● WORK TO DO: Collect every line of the records below that contains the word "hodnocených".

● MATERIAL SUPPLIED:
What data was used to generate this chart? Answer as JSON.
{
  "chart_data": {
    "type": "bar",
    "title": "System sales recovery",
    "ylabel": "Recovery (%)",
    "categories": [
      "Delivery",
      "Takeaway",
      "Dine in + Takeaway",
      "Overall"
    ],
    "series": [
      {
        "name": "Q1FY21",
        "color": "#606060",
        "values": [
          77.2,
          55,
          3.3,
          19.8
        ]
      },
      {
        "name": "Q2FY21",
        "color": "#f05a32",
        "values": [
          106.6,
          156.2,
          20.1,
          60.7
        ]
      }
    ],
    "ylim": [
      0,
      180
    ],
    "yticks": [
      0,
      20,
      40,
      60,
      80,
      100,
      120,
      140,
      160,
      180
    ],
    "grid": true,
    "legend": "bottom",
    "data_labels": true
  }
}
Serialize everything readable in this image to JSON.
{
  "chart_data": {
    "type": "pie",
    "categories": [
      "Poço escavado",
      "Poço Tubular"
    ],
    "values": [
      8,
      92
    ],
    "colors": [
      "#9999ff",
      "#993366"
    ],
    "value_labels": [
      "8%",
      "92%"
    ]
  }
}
...
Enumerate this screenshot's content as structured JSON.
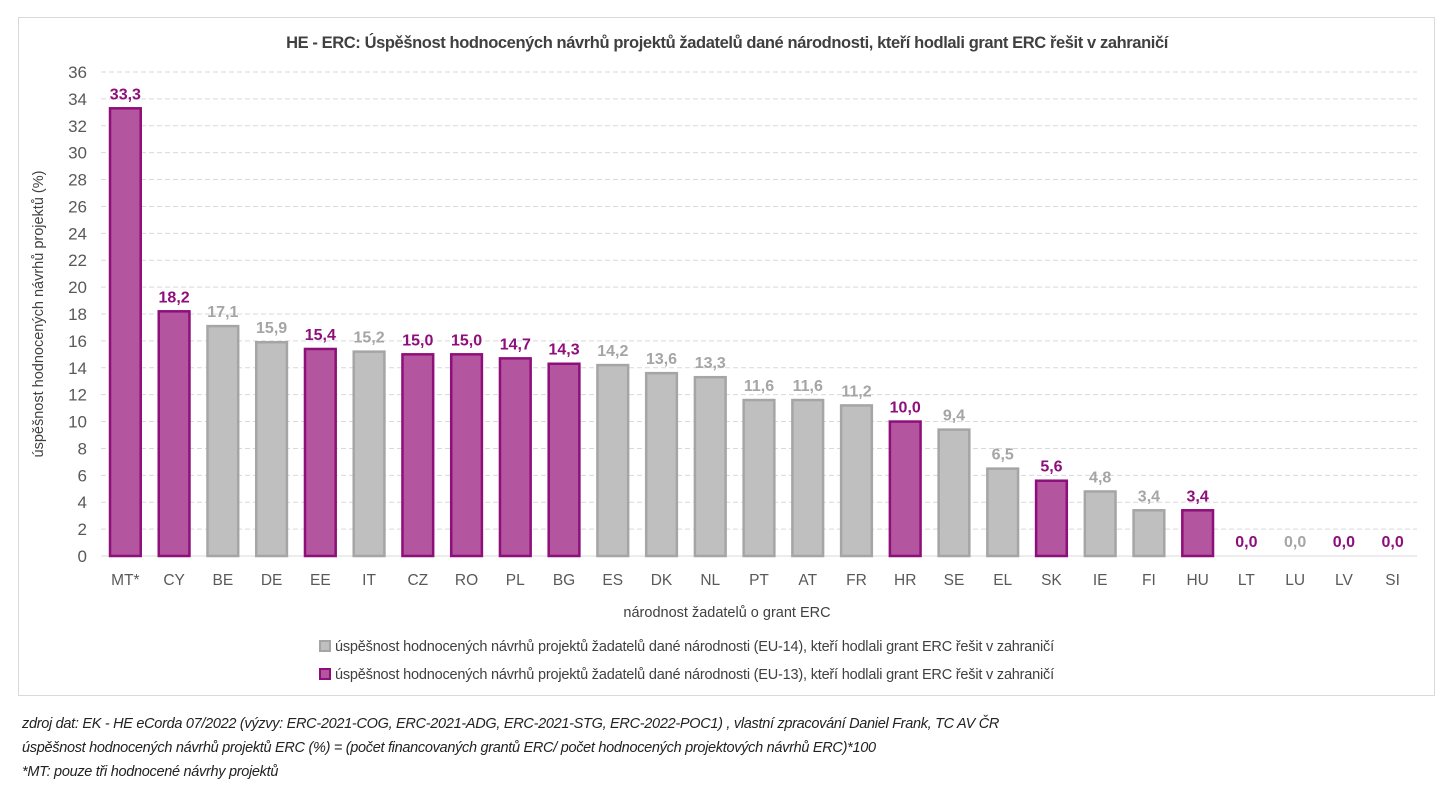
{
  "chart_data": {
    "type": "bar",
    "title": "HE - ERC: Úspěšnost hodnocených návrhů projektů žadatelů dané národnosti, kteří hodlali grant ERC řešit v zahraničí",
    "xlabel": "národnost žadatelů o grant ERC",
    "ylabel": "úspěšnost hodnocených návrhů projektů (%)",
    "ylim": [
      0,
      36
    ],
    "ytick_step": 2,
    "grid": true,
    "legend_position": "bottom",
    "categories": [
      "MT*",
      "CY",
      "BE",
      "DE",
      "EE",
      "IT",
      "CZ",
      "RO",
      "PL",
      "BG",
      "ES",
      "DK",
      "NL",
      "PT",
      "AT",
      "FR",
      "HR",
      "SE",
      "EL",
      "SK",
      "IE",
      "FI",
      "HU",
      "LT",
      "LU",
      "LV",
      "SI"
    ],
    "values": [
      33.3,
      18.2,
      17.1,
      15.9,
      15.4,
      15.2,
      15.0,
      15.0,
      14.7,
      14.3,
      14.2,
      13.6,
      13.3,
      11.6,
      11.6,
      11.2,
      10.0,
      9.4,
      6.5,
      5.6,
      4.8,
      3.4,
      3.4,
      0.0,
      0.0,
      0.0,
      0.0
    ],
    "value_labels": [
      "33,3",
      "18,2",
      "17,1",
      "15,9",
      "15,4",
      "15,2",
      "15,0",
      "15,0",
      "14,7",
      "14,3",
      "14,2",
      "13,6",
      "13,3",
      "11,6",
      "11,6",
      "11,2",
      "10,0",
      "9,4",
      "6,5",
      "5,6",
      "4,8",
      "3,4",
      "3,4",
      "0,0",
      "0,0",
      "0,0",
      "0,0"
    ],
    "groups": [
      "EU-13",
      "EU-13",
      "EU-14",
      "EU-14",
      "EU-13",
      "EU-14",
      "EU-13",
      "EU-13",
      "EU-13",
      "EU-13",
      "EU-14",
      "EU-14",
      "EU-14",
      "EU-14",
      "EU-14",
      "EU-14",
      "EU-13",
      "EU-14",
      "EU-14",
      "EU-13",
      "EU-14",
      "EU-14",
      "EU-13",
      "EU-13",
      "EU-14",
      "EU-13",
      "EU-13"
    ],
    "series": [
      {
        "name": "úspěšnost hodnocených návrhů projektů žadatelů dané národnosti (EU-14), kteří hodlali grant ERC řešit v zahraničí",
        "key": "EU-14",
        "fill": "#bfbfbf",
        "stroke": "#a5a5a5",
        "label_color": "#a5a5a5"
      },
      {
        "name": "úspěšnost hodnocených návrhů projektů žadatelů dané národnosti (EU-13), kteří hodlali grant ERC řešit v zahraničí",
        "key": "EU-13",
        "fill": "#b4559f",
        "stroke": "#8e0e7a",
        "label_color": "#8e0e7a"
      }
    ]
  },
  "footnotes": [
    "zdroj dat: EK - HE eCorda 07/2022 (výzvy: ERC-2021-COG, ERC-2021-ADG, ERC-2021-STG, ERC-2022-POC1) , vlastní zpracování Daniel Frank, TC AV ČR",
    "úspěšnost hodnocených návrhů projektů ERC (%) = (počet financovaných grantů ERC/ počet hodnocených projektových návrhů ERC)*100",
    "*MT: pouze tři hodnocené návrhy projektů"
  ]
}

● RESPONSE:
    "title": "HE - ERC: Úspěšnost hodnocených návrhů projektů žadatelů dané národnosti, kteří hodlali grant ERC řešit v zahraničí",
    "ylabel": "úspěšnost hodnocených návrhů projektů (%)",
        "name": "úspěšnost hodnocených návrhů projektů žadatelů dané národnosti (EU-14), kteří hodlali grant ERC řešit v zahraničí",
        "name": "úspěšnost hodnocených návrhů projektů žadatelů dané národnosti (EU-13), kteří hodlali grant ERC řešit v zahraničí",
    "úspěšnost hodnocených návrhů projektů ERC (%) = (počet financovaných grantů ERC/ počet hodnocených projektových návrhů ERC)*100",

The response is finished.